>> START AVAILABLE DATA
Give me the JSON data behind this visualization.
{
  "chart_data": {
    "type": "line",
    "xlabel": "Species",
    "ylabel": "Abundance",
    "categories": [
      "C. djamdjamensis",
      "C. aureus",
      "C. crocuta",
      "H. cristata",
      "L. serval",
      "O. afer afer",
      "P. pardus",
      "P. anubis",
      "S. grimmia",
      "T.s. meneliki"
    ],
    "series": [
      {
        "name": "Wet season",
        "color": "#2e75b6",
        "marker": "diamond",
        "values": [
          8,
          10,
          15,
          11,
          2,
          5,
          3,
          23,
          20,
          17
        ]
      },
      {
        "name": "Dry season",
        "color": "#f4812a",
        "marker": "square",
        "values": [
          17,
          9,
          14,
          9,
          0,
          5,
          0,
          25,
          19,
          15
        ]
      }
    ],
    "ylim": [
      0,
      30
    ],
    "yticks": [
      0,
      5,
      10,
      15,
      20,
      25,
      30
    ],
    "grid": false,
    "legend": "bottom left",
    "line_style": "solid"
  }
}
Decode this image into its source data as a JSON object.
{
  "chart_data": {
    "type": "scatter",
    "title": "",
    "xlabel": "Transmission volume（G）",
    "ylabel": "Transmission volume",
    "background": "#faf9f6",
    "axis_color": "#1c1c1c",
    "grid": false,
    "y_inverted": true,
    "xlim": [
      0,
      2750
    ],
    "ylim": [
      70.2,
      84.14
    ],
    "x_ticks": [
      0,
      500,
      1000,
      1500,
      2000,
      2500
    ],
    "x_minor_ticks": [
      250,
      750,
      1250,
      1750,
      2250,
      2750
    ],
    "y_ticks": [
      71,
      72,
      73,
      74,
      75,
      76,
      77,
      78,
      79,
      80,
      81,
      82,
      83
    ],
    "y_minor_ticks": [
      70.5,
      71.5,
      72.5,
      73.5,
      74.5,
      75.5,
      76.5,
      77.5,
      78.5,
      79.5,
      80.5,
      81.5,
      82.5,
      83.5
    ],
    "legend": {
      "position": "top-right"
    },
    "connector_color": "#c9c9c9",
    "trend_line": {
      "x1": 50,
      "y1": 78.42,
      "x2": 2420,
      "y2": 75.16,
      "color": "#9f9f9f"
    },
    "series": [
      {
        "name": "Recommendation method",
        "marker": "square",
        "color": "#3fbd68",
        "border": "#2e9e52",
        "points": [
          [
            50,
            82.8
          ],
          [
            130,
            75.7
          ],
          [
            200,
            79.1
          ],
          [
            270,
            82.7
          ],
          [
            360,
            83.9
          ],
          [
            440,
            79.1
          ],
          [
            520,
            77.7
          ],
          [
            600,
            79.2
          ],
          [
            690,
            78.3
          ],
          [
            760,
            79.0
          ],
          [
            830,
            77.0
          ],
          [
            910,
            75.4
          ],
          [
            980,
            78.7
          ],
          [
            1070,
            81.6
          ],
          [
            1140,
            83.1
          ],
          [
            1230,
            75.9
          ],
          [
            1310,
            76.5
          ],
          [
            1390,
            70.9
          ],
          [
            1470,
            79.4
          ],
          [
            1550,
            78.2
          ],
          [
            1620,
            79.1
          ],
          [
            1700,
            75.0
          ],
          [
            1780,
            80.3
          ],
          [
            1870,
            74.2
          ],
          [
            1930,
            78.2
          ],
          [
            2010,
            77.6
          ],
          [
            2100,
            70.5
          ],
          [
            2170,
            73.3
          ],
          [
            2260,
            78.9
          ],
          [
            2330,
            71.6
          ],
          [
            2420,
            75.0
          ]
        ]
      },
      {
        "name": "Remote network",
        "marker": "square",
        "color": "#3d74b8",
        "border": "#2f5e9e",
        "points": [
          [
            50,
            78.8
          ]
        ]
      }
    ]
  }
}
>> END AVAILABLE DATA
* [WRITTEN REQUEST]: How many lines in the records above contain the word "Transmission"? Reply with the number and nothing more.

* [ANSWER BELOW]: 2